**What you have to do**
Set down each line of the data below exactly as it stands, dropping the pictures.

**Records supplied**
┄┄┄┄┄┄┄┄┄┄┄┄┄┄┄┄┄┄┄┄

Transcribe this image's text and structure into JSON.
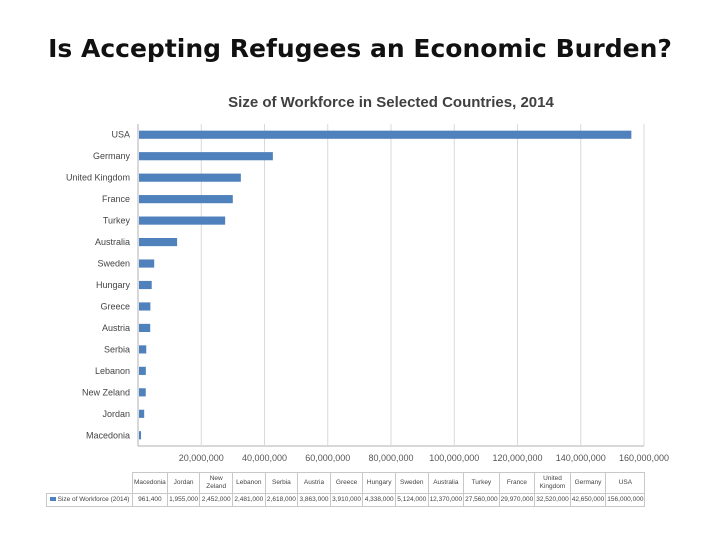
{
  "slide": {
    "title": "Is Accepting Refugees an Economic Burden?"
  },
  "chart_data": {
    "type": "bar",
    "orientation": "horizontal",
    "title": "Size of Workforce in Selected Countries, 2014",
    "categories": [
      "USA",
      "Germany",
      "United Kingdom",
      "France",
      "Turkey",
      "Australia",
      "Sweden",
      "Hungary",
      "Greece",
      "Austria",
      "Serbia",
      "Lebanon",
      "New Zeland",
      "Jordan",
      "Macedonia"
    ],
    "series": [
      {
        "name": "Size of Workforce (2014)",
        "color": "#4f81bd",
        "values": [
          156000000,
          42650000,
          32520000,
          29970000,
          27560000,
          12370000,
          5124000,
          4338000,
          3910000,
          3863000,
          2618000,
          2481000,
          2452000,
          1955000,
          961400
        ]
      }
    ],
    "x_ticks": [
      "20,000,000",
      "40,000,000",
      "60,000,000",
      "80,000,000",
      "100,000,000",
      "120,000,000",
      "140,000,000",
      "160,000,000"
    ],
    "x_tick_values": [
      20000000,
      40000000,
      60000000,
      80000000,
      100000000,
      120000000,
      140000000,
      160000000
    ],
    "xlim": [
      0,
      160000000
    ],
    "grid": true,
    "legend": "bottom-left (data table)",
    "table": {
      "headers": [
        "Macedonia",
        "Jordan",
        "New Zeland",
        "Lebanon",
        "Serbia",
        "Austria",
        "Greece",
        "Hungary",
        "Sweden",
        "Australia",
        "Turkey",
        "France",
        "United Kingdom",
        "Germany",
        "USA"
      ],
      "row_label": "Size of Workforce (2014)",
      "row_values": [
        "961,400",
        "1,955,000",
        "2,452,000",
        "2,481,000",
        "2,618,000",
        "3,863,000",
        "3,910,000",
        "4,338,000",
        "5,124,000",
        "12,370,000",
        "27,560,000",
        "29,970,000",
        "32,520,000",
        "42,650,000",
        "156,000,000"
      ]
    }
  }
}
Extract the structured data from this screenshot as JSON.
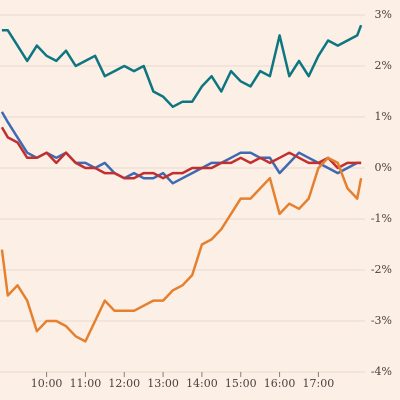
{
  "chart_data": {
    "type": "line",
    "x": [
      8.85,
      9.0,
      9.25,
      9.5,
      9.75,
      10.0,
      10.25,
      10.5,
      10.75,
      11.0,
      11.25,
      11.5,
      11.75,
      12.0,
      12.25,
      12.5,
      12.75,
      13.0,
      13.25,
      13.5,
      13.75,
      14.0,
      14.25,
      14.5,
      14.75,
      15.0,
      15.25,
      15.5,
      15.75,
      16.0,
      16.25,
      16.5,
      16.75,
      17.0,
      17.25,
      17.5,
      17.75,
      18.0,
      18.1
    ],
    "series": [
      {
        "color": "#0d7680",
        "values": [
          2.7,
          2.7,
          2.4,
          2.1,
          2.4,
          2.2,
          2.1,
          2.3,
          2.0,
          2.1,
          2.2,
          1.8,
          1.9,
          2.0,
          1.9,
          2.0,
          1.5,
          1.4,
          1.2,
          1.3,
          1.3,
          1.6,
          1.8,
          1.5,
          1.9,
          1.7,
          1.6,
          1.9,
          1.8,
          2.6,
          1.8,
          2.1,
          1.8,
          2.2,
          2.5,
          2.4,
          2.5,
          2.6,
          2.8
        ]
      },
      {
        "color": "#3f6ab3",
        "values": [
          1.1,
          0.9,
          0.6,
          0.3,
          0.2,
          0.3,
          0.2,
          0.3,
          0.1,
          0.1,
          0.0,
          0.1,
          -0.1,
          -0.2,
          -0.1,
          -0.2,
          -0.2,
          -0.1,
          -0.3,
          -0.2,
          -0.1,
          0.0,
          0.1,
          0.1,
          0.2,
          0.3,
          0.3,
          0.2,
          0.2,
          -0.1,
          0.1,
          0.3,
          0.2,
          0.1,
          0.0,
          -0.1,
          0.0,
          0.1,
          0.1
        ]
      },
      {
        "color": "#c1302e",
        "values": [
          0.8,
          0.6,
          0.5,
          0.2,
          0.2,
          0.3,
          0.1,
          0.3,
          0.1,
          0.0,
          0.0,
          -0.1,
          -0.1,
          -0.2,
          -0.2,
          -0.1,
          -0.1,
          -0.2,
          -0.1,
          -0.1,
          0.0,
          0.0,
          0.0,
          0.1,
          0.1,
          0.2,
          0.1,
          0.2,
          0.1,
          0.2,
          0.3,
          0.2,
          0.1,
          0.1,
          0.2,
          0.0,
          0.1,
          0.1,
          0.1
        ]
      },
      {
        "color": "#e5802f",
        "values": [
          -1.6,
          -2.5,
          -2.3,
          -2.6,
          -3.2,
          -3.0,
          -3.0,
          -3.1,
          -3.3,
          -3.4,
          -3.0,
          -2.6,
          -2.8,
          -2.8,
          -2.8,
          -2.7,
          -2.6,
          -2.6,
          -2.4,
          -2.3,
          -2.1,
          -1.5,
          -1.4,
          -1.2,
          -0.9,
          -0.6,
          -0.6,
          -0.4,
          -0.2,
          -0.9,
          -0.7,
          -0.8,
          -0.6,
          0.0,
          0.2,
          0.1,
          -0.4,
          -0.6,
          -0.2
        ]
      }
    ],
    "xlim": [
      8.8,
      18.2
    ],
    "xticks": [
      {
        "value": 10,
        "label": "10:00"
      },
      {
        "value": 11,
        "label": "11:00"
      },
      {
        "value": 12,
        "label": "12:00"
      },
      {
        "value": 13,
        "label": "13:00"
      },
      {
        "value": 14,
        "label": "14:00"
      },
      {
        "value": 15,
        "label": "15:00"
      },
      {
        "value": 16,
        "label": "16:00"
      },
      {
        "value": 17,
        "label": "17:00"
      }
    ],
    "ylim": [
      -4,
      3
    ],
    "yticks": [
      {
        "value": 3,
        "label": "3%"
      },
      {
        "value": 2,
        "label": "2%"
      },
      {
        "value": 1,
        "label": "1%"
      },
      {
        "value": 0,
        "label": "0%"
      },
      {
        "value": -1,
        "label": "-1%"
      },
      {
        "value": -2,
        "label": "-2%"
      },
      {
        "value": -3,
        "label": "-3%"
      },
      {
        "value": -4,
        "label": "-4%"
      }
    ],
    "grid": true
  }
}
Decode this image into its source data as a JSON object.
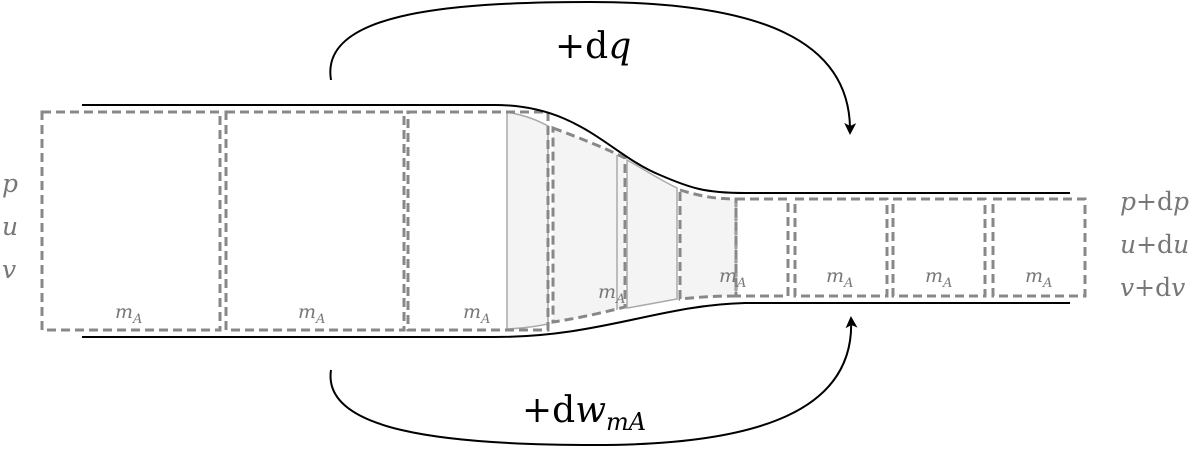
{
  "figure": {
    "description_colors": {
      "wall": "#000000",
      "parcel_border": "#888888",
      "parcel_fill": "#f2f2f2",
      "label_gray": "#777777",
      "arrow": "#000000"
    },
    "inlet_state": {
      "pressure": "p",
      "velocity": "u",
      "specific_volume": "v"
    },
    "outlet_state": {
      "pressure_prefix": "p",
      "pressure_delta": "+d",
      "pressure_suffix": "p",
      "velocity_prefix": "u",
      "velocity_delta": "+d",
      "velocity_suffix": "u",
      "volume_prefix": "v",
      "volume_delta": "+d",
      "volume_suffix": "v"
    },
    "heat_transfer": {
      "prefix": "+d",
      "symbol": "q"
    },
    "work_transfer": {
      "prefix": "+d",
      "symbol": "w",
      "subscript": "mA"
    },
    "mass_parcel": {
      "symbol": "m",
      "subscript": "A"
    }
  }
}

┄┄┄┄┄┄┄┄┄┄┄┄┄┄┄┄┄┄┄┄

**Result of this exercise**
Transcribe this image's text and structure into JSON.
{
  "slide": {
    "title": "Is Accepting Refugees an Economic Burden?"
  },
  "chart_data": {
    "type": "bar",
    "orientation": "horizontal",
    "title": "Size of Workforce in Selected Countries, 2014",
    "categories": [
      "USA",
      "Germany",
      "United Kingdom",
      "France",
      "Turkey",
      "Australia",
      "Sweden",
      "Hungary",
      "Greece",
      "Austria",
      "Serbia",
      "Lebanon",
      "New Zeland",
      "Jordan",
      "Macedonia"
    ],
    "series": [
      {
        "name": "Size of Workforce (2014)",
        "color": "#4f81bd",
        "values": [
          156000000,
          42650000,
          32520000,
          29970000,
          27560000,
          12370000,
          5124000,
          4338000,
          3910000,
          3863000,
          2618000,
          2481000,
          2452000,
          1955000,
          961400
        ]
      }
    ],
    "x_ticks": [
      "20,000,000",
      "40,000,000",
      "60,000,000",
      "80,000,000",
      "100,000,000",
      "120,000,000",
      "140,000,000",
      "160,000,000"
    ],
    "x_tick_values": [
      20000000,
      40000000,
      60000000,
      80000000,
      100000000,
      120000000,
      140000000,
      160000000
    ],
    "xlim": [
      0,
      160000000
    ],
    "grid": true,
    "legend": "bottom-left (data table)",
    "table": {
      "headers": [
        "Macedonia",
        "Jordan",
        "New Zeland",
        "Lebanon",
        "Serbia",
        "Austria",
        "Greece",
        "Hungary",
        "Sweden",
        "Australia",
        "Turkey",
        "France",
        "United Kingdom",
        "Germany",
        "USA"
      ],
      "row_label": "Size of Workforce (2014)",
      "row_values": [
        "961,400",
        "1,955,000",
        "2,452,000",
        "2,481,000",
        "2,618,000",
        "3,863,000",
        "3,910,000",
        "4,338,000",
        "5,124,000",
        "12,370,000",
        "27,560,000",
        "29,970,000",
        "32,520,000",
        "42,650,000",
        "156,000,000"
      ]
    }
  }
}
Extract the structured data from this screenshot as JSON.
{
  "chart_data": {
    "type": "line",
    "x": [
      8.85,
      9.0,
      9.25,
      9.5,
      9.75,
      10.0,
      10.25,
      10.5,
      10.75,
      11.0,
      11.25,
      11.5,
      11.75,
      12.0,
      12.25,
      12.5,
      12.75,
      13.0,
      13.25,
      13.5,
      13.75,
      14.0,
      14.25,
      14.5,
      14.75,
      15.0,
      15.25,
      15.5,
      15.75,
      16.0,
      16.25,
      16.5,
      16.75,
      17.0,
      17.25,
      17.5,
      17.75,
      18.0,
      18.1
    ],
    "series": [
      {
        "color": "#0d7680",
        "values": [
          2.7,
          2.7,
          2.4,
          2.1,
          2.4,
          2.2,
          2.1,
          2.3,
          2.0,
          2.1,
          2.2,
          1.8,
          1.9,
          2.0,
          1.9,
          2.0,
          1.5,
          1.4,
          1.2,
          1.3,
          1.3,
          1.6,
          1.8,
          1.5,
          1.9,
          1.7,
          1.6,
          1.9,
          1.8,
          2.6,
          1.8,
          2.1,
          1.8,
          2.2,
          2.5,
          2.4,
          2.5,
          2.6,
          2.8
        ]
      },
      {
        "color": "#3f6ab3",
        "values": [
          1.1,
          0.9,
          0.6,
          0.3,
          0.2,
          0.3,
          0.2,
          0.3,
          0.1,
          0.1,
          0.0,
          0.1,
          -0.1,
          -0.2,
          -0.1,
          -0.2,
          -0.2,
          -0.1,
          -0.3,
          -0.2,
          -0.1,
          0.0,
          0.1,
          0.1,
          0.2,
          0.3,
          0.3,
          0.2,
          0.2,
          -0.1,
          0.1,
          0.3,
          0.2,
          0.1,
          0.0,
          -0.1,
          0.0,
          0.1,
          0.1
        ]
      },
      {
        "color": "#c1302e",
        "values": [
          0.8,
          0.6,
          0.5,
          0.2,
          0.2,
          0.3,
          0.1,
          0.3,
          0.1,
          0.0,
          0.0,
          -0.1,
          -0.1,
          -0.2,
          -0.2,
          -0.1,
          -0.1,
          -0.2,
          -0.1,
          -0.1,
          0.0,
          0.0,
          0.0,
          0.1,
          0.1,
          0.2,
          0.1,
          0.2,
          0.1,
          0.2,
          0.3,
          0.2,
          0.1,
          0.1,
          0.2,
          0.0,
          0.1,
          0.1,
          0.1
        ]
      },
      {
        "color": "#e5802f",
        "values": [
          -1.6,
          -2.5,
          -2.3,
          -2.6,
          -3.2,
          -3.0,
          -3.0,
          -3.1,
          -3.3,
          -3.4,
          -3.0,
          -2.6,
          -2.8,
          -2.8,
          -2.8,
          -2.7,
          -2.6,
          -2.6,
          -2.4,
          -2.3,
          -2.1,
          -1.5,
          -1.4,
          -1.2,
          -0.9,
          -0.6,
          -0.6,
          -0.4,
          -0.2,
          -0.9,
          -0.7,
          -0.8,
          -0.6,
          0.0,
          0.2,
          0.1,
          -0.4,
          -0.6,
          -0.2
        ]
      }
    ],
    "xlim": [
      8.8,
      18.2
    ],
    "xticks": [
      {
        "value": 10,
        "label": "10:00"
      },
      {
        "value": 11,
        "label": "11:00"
      },
      {
        "value": 12,
        "label": "12:00"
      },
      {
        "value": 13,
        "label": "13:00"
      },
      {
        "value": 14,
        "label": "14:00"
      },
      {
        "value": 15,
        "label": "15:00"
      },
      {
        "value": 16,
        "label": "16:00"
      },
      {
        "value": 17,
        "label": "17:00"
      }
    ],
    "ylim": [
      -4,
      3
    ],
    "yticks": [
      {
        "value": 3,
        "label": "3%"
      },
      {
        "value": 2,
        "label": "2%"
      },
      {
        "value": 1,
        "label": "1%"
      },
      {
        "value": 0,
        "label": "0%"
      },
      {
        "value": -1,
        "label": "-1%"
      },
      {
        "value": -2,
        "label": "-2%"
      },
      {
        "value": -3,
        "label": "-3%"
      },
      {
        "value": -4,
        "label": "-4%"
      }
    ],
    "grid": true
  }
}
Decode this image into its source data as a JSON object.
{
  "figure": {
    "description_colors": {
      "wall": "#000000",
      "parcel_border": "#888888",
      "parcel_fill": "#f2f2f2",
      "label_gray": "#777777",
      "arrow": "#000000"
    },
    "inlet_state": {
      "pressure": "p",
      "velocity": "u",
      "specific_volume": "v"
    },
    "outlet_state": {
      "pressure_prefix": "p",
      "pressure_delta": "+d",
      "pressure_suffix": "p",
      "velocity_prefix": "u",
      "velocity_delta": "+d",
      "velocity_suffix": "u",
      "volume_prefix": "v",
      "volume_delta": "+d",
      "volume_suffix": "v"
    },
    "heat_transfer": {
      "prefix": "+d",
      "symbol": "q"
    },
    "work_transfer": {
      "prefix": "+d",
      "symbol": "w",
      "subscript": "mA"
    },
    "mass_parcel": {
      "symbol": "m",
      "subscript": "A"
    }
  }
}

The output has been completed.